** Start of Available records **

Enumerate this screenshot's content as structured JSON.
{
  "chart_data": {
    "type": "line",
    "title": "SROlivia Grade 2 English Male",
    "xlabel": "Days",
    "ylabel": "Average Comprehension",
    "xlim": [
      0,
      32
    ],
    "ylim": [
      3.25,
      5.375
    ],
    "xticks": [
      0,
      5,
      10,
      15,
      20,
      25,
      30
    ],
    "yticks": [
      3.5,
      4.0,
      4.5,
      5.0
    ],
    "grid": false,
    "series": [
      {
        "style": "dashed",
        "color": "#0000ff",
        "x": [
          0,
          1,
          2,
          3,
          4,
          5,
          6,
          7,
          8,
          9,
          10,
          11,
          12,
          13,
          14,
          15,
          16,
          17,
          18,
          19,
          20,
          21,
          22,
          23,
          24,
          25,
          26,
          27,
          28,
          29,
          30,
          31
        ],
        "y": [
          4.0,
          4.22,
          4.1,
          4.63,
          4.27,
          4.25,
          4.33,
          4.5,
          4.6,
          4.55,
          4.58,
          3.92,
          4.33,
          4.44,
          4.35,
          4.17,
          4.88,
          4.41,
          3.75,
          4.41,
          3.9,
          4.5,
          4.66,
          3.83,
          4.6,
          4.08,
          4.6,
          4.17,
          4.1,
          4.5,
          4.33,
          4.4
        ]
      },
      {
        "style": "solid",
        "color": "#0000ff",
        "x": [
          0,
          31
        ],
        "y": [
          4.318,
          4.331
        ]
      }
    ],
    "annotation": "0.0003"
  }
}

** End of Available records **

• Written instruction: Restate each entry exactly, skipping none.

• Solved exercise:
Enumerate this screenshot's content as structured JSON.
{
  "chart_data": {
    "type": "line",
    "title": "SROlivia Grade 2 English Male",
    "xlabel": "Days",
    "ylabel": "Average Comprehension",
    "xlim": [
      0,
      32
    ],
    "ylim": [
      3.25,
      5.375
    ],
    "xticks": [
      0,
      5,
      10,
      15,
      20,
      25,
      30
    ],
    "yticks": [
      3.5,
      4.0,
      4.5,
      5.0
    ],
    "grid": false,
    "series": [
      {
        "style": "dashed",
        "color": "#0000ff",
        "x": [
          0,
          1,
          2,
          3,
          4,
          5,
          6,
          7,
          8,
          9,
          10,
          11,
          12,
          13,
          14,
          15,
          16,
          17,
          18,
          19,
          20,
          21,
          22,
          23,
          24,
          25,
          26,
          27,
          28,
          29,
          30,
          31
        ],
        "y": [
          4.0,
          4.22,
          4.1,
          4.63,
          4.27,
          4.25,
          4.33,
          4.5,
          4.6,
          4.55,
          4.58,
          3.92,
          4.33,
          4.44,
          4.35,
          4.17,
          4.88,
          4.41,
          3.75,
          4.41,
          3.9,
          4.5,
          4.66,
          3.83,
          4.6,
          4.08,
          4.6,
          4.17,
          4.1,
          4.5,
          4.33,
          4.4
        ]
      },
      {
        "style": "solid",
        "color": "#0000ff",
        "x": [
          0,
          31
        ],
        "y": [
          4.318,
          4.331
        ]
      }
    ],
    "annotation": "0.0003"
  }
}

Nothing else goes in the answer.